(Saved data entries)
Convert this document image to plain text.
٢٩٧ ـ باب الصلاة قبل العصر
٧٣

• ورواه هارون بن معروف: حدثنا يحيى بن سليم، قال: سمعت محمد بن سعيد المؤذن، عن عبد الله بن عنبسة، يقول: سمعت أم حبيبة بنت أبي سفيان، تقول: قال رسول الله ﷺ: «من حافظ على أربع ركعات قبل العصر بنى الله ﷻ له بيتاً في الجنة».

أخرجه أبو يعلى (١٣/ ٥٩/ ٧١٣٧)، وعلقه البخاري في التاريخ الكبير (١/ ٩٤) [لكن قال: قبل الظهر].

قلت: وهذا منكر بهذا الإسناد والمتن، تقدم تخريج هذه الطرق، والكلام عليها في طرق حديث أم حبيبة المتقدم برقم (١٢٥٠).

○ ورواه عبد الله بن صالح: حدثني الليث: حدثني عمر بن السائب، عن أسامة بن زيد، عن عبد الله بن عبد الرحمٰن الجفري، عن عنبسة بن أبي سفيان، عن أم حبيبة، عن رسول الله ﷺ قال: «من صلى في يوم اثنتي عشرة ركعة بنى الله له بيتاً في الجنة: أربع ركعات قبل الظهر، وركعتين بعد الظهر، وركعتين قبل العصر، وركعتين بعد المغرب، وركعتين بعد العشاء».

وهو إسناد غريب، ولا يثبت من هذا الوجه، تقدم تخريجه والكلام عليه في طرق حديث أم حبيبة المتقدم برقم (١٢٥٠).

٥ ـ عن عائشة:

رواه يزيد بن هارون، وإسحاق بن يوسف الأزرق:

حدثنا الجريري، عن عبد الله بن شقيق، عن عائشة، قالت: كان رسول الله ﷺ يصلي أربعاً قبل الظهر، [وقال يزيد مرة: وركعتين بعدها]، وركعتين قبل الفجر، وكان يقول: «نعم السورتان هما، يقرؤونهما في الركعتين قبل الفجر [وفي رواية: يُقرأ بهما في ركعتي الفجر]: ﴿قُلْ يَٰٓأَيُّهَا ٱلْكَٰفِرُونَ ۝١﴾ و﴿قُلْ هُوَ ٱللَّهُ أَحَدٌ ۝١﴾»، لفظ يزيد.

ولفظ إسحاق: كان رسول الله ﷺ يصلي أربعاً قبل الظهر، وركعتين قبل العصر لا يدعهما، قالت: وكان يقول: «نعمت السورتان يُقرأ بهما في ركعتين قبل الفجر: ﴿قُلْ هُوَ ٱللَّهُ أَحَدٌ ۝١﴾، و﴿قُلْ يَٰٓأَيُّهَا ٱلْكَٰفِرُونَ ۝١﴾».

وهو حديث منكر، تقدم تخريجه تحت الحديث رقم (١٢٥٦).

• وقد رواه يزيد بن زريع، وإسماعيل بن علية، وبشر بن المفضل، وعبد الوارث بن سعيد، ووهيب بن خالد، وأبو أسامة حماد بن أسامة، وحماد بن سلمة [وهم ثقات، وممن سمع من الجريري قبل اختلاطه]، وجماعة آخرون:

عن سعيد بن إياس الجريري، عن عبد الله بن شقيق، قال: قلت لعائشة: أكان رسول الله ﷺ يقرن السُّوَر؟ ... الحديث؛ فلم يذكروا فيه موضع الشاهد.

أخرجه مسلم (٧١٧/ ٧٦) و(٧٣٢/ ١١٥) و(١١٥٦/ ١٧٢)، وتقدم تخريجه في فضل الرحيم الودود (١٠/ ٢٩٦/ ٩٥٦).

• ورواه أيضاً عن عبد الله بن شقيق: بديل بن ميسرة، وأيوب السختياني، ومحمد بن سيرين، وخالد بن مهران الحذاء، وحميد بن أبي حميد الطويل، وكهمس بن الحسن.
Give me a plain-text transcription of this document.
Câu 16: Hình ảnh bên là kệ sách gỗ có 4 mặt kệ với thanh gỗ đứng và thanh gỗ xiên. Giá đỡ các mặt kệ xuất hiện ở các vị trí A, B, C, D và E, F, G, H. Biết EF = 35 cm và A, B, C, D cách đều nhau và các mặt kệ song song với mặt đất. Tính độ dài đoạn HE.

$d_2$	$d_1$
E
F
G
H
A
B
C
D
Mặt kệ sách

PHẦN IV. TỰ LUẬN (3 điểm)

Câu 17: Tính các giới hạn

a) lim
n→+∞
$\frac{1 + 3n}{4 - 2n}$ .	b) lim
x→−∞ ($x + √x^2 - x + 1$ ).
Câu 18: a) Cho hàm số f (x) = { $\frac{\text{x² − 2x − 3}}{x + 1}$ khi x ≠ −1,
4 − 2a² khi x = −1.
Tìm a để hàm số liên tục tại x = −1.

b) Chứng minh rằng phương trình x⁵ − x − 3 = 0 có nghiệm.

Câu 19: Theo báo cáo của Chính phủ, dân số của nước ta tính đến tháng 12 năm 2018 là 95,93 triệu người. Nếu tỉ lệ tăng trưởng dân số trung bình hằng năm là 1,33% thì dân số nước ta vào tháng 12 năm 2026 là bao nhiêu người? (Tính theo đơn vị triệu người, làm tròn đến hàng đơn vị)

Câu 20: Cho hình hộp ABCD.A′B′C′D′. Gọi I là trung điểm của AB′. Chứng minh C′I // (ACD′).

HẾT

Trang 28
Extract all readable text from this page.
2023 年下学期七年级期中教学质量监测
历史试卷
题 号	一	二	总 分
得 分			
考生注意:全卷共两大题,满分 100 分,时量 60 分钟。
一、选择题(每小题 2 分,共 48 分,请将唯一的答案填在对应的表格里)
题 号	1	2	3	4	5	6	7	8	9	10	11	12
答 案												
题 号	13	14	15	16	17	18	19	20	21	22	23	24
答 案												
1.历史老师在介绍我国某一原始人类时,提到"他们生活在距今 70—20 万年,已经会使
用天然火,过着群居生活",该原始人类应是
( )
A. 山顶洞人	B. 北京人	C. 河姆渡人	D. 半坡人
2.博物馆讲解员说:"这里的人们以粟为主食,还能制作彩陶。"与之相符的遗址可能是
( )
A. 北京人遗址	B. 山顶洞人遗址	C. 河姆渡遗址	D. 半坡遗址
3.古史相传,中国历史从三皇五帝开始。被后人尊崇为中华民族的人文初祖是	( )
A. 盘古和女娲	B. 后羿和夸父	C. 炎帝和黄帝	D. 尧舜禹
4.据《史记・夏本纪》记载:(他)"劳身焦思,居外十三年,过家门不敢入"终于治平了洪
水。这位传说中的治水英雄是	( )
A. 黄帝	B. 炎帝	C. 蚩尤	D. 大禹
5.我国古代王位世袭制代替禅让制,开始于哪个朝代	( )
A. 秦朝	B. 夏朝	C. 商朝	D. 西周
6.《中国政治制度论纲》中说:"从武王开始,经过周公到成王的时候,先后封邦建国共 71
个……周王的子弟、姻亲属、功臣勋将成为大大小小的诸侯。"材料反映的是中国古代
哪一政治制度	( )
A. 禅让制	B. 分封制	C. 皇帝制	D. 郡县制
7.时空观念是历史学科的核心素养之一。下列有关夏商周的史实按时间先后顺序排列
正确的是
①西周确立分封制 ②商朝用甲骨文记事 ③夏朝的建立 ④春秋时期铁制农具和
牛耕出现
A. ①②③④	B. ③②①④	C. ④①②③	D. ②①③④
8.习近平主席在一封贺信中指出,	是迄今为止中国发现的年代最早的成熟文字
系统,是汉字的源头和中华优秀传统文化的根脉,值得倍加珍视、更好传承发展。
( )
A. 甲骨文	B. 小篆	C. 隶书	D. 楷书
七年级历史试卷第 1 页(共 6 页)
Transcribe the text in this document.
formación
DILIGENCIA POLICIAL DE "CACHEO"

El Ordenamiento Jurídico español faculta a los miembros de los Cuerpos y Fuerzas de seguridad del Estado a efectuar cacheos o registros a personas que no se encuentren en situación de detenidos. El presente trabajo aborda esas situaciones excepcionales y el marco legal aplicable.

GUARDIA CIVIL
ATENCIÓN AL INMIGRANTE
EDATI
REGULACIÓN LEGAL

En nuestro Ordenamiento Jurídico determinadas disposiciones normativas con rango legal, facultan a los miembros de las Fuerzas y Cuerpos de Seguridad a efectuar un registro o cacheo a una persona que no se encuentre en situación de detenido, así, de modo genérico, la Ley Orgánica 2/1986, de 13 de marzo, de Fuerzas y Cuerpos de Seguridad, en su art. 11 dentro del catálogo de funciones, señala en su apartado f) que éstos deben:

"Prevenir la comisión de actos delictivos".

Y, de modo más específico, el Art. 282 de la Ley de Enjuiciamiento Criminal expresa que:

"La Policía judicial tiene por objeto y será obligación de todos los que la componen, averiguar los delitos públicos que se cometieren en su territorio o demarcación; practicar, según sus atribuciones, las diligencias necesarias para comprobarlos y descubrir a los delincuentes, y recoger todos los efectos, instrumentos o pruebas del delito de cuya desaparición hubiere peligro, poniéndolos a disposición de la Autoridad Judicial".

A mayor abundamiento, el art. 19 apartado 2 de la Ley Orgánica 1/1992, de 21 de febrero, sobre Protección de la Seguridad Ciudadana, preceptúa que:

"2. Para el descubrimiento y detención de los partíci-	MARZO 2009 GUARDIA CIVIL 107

AIM – Identify and copy the lines holding the word "điểm".

WRITTEN RESPONSE –
PHẦN IV. TỰ LUẬN (3 điểm)
Câu 20: Cho hình hộp ABCD.A′B′C′D′. Gọi I là trung điểm của AB′. Chứng minh C′I // (ACD′).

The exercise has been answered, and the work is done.